- _Required work_
If a line in the data holds the string "vertrat", list it.

Entries from a page text collection
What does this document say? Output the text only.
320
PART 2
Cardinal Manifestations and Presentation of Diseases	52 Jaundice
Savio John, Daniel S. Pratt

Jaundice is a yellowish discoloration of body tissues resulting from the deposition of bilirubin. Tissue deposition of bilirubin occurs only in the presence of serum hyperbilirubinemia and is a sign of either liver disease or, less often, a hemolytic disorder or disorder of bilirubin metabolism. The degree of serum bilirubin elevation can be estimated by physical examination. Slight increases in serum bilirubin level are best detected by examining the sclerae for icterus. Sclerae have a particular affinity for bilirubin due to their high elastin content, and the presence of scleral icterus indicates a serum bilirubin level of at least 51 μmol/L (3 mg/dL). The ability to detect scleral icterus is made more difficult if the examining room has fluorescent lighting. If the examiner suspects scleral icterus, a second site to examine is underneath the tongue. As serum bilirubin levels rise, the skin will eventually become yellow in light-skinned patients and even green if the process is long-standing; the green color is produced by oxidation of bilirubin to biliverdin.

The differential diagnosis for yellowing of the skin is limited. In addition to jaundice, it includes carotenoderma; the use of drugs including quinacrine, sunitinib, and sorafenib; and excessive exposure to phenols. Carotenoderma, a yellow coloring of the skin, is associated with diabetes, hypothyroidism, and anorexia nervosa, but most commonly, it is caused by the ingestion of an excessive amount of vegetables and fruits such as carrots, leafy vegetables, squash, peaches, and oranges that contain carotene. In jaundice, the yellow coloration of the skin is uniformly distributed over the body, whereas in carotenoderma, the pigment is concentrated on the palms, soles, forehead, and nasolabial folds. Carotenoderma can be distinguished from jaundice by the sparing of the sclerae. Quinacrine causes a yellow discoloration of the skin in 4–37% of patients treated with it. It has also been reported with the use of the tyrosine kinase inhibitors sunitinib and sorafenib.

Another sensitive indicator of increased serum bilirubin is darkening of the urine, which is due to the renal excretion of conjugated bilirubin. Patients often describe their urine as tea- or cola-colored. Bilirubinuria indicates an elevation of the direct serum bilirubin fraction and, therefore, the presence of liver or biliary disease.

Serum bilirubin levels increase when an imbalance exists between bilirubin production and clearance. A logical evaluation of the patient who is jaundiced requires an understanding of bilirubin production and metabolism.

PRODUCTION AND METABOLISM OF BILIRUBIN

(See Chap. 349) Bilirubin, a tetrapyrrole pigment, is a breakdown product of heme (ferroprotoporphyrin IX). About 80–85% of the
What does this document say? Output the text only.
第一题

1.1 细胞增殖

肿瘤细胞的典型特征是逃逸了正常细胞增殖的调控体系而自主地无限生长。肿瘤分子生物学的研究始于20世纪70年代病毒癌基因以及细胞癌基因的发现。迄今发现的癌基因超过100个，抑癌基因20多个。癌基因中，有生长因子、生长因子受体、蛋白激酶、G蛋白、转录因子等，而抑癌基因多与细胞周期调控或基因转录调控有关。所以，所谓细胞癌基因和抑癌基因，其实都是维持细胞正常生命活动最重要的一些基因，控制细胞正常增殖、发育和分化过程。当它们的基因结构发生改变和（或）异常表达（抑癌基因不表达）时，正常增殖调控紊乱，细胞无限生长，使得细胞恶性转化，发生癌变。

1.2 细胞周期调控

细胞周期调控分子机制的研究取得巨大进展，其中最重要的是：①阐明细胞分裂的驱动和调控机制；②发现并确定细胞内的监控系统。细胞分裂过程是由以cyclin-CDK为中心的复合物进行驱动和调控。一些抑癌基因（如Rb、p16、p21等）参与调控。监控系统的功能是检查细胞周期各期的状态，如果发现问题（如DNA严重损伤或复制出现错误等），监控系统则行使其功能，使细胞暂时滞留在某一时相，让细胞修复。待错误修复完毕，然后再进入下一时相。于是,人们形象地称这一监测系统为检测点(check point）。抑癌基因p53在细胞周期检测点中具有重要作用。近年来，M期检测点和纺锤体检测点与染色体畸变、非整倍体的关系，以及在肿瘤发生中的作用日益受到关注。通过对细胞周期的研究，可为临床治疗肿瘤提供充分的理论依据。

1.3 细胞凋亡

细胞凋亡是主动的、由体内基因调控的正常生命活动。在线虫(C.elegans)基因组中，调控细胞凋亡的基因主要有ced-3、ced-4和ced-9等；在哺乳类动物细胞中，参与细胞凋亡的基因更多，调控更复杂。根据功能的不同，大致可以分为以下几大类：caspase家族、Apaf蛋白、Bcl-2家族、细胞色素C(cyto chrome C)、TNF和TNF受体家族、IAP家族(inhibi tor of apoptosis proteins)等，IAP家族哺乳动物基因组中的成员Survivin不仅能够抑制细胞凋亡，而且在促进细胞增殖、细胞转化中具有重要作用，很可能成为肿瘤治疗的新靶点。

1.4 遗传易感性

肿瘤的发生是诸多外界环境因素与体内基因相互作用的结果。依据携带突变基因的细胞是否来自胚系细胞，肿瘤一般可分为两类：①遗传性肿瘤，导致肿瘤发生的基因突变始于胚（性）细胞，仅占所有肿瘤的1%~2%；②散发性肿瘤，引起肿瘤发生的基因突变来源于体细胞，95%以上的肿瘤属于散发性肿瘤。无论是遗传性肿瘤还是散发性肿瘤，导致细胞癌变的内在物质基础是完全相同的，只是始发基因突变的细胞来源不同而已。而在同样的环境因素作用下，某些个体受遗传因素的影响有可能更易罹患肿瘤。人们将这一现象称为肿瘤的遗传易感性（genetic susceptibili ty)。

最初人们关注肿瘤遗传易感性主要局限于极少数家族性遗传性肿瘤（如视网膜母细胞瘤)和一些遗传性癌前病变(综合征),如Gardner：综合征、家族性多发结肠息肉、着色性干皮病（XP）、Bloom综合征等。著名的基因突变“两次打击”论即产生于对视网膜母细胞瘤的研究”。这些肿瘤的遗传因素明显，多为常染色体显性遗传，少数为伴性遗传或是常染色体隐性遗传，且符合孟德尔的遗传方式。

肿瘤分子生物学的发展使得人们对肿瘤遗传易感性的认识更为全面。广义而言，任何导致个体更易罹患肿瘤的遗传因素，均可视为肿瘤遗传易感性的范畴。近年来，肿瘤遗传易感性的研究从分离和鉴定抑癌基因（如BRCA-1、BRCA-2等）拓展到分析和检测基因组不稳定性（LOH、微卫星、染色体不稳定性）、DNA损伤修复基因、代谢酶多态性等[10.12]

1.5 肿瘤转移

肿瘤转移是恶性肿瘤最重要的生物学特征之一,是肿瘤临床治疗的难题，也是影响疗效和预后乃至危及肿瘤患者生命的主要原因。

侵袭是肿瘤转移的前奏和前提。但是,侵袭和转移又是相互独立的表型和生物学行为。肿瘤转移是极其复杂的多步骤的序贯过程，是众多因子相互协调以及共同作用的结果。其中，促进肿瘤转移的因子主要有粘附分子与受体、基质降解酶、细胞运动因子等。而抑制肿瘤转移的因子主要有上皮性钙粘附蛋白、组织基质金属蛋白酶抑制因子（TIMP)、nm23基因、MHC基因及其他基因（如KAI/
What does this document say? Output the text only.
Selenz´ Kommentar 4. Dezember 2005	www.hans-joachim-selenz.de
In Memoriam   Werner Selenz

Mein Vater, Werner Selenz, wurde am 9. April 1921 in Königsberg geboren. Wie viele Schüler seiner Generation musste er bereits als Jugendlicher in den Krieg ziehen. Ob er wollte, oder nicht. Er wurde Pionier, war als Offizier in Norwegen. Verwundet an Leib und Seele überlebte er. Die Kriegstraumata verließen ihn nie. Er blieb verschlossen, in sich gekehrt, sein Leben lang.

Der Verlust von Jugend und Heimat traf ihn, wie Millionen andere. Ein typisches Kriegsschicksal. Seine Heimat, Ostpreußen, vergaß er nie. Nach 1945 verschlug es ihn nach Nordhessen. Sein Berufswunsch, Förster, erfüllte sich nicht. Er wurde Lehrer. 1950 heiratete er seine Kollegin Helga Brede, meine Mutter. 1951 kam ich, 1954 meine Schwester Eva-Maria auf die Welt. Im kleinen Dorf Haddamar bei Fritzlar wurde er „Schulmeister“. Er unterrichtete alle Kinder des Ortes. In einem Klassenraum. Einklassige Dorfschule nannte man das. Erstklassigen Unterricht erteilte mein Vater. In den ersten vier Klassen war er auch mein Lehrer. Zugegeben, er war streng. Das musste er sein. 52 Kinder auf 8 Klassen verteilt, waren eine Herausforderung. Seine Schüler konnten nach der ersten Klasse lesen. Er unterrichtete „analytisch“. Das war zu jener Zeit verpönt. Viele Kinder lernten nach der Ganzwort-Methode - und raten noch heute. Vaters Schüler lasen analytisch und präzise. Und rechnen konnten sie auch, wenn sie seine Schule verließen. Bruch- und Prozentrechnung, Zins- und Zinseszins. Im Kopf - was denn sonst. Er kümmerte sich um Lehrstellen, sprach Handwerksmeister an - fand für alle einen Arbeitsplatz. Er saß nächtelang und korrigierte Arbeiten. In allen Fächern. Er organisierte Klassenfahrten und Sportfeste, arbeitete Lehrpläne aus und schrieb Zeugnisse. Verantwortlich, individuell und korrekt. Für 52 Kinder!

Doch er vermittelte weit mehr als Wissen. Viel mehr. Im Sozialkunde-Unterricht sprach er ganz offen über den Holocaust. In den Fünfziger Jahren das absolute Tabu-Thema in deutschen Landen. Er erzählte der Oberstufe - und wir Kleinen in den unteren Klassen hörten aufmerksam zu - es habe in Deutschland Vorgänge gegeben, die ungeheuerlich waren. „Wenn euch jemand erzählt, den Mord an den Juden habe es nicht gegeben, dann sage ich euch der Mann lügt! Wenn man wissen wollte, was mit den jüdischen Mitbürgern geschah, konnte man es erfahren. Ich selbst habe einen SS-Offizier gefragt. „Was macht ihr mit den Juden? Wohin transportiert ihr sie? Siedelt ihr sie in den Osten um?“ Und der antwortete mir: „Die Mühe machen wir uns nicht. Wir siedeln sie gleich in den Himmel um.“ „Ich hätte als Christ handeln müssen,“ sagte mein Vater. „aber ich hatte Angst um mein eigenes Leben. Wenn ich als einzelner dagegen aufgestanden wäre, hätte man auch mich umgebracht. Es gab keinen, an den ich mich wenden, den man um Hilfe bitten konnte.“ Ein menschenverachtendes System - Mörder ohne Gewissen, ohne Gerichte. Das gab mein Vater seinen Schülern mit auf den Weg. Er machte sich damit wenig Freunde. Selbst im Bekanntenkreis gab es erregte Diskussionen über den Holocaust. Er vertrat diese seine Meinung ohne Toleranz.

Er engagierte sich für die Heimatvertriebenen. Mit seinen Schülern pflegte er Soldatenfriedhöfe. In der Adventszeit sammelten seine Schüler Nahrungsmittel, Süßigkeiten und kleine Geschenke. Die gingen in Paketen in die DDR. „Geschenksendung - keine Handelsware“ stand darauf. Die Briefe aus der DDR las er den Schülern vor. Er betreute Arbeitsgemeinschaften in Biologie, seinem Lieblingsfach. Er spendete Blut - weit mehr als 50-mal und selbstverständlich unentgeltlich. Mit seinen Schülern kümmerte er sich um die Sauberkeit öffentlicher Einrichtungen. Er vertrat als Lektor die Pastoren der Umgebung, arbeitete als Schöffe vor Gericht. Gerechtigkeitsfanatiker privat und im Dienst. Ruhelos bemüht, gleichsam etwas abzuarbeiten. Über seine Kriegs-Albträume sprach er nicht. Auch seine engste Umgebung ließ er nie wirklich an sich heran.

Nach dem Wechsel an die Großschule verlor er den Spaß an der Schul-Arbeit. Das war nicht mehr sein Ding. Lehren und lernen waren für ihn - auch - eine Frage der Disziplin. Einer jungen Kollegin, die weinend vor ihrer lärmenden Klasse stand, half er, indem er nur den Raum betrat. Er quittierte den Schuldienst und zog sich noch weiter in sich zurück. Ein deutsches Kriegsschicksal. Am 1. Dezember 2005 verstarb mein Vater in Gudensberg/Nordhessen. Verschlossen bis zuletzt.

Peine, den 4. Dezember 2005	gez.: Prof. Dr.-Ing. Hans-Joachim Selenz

- _Reply_
Doch er vermittelte weit mehr als Wissen. Viel mehr. Im Sozialkunde-Unterricht sprach er ganz offen über den Holocaust. In den Fünfziger Jahren das absolute Tabu-Thema in deutschen Landen. Er erzählte der Oberstufe - und wir Kleinen in den unteren Klassen hörten aufmerksam zu - es habe in Deutschland Vorgänge gegeben, die ungeheuerlich waren. „Wenn euch jemand erzählt, den Mord an den Juden habe es nicht gegeben, dann sage ich euch der Mann lügt! Wenn man wissen wollte, was mit den jüdischen Mitbürgern geschah, konnte man es erfahren. Ich selbst habe einen SS-Offizier gefragt. „Was macht ihr mit den Juden? Wohin transportiert ihr sie? Siedelt ihr sie in den Osten um?“ Und der antwortete mir: „Die Mühe machen wir uns nicht. Wir siedeln sie gleich in den Himmel um.“ „Ich hätte als Christ handeln müssen,“ sagte mein Vater. „aber ich hatte Angst um mein eigenes Leben. Wenn ich als einzelner dagegen aufgestanden wäre, hätte man auch mich umgebracht. Es gab keinen, an den ich mich wenden, den man um Hilfe bitten konnte.“ Ein menschenverachtendes System - Mörder ohne Gewissen, ohne Gerichte. Das gab mein Vater seinen Schülern mit auf den Weg. Er machte sich damit wenig Freunde. Selbst im Bekanntenkreis gab es erregte Diskussionen über den Holocaust. Er vertrat diese seine Meinung ohne Toleranz.
Er engagierte sich für die Heimatvertriebenen. Mit seinen Schülern pflegte er Soldatenfriedhöfe. In der Adventszeit sammelten seine Schüler Nahrungsmittel, Süßigkeiten und kleine Geschenke. Die gingen in Paketen in die DDR. „Geschenksendung - keine Handelsware“ stand darauf. Die Briefe aus der DDR las er den Schülern vor. Er betreute Arbeitsgemeinschaften in Biologie, seinem Lieblingsfach. Er spendete Blut - weit mehr als 50-mal und selbstverständlich unentgeltlich. Mit seinen Schülern kümmerte er sich um die Sauberkeit öffentlicher Einrichtungen. Er vertrat als Lektor die Pastoren der Umgebung, arbeitete als Schöffe vor Gericht. Gerechtigkeitsfanatiker privat und im Dienst. Ruhelos bemüht, gleichsam etwas abzuarbeiten. Über seine Kriegs-Albträume sprach er nicht. Auch seine engste Umgebung ließ er nie wirklich an sich heran.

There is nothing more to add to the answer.